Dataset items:
* * * * *
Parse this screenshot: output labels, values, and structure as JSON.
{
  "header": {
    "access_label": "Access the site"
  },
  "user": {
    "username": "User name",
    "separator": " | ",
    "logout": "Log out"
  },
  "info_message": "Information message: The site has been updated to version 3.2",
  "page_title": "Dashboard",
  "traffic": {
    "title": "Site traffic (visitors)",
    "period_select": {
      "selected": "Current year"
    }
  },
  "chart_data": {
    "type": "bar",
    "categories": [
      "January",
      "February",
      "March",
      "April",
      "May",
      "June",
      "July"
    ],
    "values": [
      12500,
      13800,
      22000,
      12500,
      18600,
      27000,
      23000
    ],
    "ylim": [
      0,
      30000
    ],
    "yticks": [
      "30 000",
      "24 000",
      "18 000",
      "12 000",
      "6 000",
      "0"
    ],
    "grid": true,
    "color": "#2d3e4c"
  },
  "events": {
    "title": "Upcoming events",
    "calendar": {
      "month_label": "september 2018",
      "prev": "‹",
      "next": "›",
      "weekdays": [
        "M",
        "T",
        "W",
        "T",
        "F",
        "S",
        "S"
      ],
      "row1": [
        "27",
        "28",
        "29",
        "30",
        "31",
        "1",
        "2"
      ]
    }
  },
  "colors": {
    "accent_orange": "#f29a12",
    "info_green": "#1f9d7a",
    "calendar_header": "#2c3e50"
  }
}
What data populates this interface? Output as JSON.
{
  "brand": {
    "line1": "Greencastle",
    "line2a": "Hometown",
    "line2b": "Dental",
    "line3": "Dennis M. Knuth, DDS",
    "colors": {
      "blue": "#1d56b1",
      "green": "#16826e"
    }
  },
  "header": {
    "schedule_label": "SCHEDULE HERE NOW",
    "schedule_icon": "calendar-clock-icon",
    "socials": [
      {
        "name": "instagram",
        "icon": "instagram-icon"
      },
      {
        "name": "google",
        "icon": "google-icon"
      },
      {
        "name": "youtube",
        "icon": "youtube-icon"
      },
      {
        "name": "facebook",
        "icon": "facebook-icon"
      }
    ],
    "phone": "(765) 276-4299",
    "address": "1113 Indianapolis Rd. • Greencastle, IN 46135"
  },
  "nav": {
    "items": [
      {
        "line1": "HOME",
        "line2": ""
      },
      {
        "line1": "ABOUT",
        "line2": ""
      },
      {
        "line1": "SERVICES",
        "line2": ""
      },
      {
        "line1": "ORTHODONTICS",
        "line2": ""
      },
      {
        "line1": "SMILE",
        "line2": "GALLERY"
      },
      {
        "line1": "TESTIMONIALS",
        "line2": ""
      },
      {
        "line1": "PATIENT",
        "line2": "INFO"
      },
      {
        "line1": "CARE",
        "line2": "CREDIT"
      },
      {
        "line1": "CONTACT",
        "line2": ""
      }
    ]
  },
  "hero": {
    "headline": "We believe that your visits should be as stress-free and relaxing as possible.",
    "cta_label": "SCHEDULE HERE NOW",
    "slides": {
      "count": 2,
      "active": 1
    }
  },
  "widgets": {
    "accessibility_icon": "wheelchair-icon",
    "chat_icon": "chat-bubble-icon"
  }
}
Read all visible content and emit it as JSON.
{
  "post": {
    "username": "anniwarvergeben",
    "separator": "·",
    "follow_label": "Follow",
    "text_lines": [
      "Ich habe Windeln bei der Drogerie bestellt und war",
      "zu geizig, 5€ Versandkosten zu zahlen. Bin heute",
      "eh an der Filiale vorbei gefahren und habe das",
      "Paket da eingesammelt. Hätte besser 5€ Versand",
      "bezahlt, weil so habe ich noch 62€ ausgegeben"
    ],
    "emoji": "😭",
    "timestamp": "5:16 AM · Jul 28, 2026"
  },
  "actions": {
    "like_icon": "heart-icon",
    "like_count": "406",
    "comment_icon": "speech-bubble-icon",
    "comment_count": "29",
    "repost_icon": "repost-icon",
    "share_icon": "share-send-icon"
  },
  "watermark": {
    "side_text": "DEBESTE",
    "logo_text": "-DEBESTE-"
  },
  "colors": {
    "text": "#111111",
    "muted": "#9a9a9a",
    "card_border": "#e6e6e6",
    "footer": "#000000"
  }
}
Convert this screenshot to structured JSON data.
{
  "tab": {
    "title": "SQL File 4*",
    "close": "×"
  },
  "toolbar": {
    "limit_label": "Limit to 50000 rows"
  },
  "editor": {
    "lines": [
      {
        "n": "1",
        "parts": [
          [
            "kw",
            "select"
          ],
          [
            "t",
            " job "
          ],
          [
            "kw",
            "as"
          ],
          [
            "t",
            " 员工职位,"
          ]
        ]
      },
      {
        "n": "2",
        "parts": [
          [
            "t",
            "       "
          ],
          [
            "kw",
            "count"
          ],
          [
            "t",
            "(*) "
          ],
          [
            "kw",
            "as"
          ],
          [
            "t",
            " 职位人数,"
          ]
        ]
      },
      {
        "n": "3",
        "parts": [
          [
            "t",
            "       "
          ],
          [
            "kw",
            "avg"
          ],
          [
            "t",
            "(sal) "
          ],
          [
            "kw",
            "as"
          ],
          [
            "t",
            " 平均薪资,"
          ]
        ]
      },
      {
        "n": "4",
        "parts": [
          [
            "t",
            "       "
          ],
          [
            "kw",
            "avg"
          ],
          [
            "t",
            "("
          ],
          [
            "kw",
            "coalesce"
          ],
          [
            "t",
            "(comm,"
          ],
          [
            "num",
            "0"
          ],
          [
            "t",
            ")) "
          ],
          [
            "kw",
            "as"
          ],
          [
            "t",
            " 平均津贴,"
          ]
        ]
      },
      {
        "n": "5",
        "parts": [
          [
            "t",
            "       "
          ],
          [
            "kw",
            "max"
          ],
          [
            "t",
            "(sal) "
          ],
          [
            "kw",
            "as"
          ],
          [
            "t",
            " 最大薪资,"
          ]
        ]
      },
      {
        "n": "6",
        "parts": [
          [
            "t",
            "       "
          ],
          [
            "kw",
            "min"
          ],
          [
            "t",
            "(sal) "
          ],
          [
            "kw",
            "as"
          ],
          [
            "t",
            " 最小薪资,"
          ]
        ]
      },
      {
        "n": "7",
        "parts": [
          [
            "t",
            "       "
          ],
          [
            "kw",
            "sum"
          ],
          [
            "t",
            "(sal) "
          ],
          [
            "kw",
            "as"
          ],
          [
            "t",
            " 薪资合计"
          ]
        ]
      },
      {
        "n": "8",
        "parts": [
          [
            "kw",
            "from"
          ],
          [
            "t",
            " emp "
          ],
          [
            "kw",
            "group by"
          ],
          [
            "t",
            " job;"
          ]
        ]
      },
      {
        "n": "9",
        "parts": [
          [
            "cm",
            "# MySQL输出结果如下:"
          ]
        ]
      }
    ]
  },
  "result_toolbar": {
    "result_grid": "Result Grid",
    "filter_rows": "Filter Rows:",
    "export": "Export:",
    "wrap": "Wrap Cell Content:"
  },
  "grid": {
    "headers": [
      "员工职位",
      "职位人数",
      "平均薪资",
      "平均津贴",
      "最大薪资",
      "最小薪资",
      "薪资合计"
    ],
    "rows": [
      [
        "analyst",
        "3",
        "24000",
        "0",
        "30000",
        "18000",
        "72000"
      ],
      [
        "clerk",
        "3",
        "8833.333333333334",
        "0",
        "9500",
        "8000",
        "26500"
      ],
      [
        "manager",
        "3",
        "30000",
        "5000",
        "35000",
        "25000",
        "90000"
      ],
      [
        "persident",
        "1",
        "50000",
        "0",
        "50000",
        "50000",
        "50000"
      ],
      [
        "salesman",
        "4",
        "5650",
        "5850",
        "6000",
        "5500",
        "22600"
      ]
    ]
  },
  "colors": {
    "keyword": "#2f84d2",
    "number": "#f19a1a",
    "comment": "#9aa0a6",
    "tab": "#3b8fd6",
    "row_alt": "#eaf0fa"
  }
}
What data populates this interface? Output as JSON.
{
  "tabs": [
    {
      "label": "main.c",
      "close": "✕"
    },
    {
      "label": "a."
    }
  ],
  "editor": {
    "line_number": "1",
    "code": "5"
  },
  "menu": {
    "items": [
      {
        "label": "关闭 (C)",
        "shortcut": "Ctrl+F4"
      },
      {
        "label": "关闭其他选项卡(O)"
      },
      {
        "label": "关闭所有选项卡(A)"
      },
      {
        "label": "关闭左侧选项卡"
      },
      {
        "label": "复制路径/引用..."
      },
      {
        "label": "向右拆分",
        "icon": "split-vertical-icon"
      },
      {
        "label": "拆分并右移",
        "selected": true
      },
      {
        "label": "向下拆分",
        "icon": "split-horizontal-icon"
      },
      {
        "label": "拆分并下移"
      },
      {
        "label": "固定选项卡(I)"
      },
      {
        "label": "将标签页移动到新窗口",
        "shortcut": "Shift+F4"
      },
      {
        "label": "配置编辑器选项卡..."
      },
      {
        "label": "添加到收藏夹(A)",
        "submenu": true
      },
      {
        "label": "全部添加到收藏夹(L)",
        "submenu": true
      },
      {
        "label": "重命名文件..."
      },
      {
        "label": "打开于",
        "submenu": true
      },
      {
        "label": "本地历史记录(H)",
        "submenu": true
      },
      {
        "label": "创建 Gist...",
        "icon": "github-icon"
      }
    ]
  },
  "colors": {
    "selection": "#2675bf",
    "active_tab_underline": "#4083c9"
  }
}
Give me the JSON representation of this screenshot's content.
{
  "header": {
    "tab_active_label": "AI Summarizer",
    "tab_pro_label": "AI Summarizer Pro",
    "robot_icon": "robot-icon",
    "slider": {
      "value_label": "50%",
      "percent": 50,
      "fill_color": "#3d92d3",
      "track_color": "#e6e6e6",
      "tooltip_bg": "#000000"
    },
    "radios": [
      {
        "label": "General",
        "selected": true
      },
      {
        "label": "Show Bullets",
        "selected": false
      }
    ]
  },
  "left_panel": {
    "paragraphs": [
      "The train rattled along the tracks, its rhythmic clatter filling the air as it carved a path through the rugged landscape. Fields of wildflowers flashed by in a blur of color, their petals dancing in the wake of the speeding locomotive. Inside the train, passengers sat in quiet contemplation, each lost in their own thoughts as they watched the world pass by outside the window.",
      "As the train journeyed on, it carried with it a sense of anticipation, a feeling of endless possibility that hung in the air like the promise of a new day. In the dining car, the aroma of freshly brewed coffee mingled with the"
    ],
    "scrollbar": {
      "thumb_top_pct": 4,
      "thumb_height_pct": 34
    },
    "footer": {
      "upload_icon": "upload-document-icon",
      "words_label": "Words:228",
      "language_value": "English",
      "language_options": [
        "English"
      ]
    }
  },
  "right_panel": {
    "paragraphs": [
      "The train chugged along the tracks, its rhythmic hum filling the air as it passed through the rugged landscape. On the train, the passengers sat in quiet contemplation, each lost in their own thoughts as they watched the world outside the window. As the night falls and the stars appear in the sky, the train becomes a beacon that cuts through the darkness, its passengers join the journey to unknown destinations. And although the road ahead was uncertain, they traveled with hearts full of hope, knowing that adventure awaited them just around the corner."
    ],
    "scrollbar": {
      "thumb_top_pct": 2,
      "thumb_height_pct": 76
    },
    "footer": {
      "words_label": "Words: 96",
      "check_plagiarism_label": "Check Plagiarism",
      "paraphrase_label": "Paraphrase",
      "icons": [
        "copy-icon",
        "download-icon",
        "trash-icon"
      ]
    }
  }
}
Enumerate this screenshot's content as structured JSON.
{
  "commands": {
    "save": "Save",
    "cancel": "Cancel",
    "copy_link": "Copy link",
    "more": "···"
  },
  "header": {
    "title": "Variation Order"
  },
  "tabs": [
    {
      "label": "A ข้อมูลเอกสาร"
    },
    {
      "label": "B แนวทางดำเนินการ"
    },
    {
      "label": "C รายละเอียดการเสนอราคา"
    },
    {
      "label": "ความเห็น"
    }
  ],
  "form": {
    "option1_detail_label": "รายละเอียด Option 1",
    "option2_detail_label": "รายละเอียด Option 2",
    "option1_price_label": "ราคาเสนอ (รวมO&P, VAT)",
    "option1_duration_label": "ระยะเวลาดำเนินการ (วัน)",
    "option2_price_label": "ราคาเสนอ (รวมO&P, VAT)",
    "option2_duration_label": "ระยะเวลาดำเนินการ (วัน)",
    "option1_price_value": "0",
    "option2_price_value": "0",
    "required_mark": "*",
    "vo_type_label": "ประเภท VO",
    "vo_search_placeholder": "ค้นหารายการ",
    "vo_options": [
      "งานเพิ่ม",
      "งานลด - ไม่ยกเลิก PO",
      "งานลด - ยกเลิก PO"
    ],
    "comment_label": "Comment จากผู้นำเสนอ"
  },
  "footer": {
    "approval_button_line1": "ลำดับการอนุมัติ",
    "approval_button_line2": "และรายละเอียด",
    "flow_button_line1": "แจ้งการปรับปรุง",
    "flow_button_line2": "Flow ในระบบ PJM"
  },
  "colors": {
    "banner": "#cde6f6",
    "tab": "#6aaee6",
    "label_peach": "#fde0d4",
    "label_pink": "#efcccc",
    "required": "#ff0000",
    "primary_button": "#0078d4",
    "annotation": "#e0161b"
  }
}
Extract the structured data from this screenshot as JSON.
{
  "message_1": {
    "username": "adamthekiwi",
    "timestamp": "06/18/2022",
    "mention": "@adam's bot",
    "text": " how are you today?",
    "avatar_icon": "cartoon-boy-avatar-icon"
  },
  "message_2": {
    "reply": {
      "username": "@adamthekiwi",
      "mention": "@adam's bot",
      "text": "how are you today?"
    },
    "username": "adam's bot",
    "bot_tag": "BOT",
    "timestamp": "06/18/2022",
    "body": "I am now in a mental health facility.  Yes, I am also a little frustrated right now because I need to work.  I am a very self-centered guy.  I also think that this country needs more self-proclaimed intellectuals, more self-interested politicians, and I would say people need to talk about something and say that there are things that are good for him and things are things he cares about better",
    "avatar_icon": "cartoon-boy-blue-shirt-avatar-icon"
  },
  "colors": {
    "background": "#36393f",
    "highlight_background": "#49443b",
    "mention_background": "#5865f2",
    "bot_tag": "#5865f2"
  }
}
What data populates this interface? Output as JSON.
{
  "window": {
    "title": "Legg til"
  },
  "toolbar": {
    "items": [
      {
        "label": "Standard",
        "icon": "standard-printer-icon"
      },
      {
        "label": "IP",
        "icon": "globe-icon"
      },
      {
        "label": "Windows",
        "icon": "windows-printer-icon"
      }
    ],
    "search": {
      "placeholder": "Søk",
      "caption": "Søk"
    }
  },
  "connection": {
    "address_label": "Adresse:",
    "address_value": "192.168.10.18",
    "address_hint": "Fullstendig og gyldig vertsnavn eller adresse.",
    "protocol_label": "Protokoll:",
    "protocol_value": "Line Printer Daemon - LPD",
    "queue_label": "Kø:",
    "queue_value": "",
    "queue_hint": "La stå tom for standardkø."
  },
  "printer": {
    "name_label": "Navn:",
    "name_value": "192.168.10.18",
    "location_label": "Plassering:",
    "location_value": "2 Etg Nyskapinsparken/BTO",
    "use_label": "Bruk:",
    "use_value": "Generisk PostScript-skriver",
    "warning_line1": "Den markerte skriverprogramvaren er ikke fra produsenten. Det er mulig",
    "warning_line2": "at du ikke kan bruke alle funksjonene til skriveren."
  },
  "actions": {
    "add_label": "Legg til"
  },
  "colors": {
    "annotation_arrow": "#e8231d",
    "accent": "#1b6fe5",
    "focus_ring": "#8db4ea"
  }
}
* * * * *
(Goal)
Select the lines from the entries that include the word "avatar".

(Full output)
    "avatar_icon": "cartoon-boy-avatar-icon"
    "avatar_icon": "cartoon-boy-blue-shirt-avatar-icon"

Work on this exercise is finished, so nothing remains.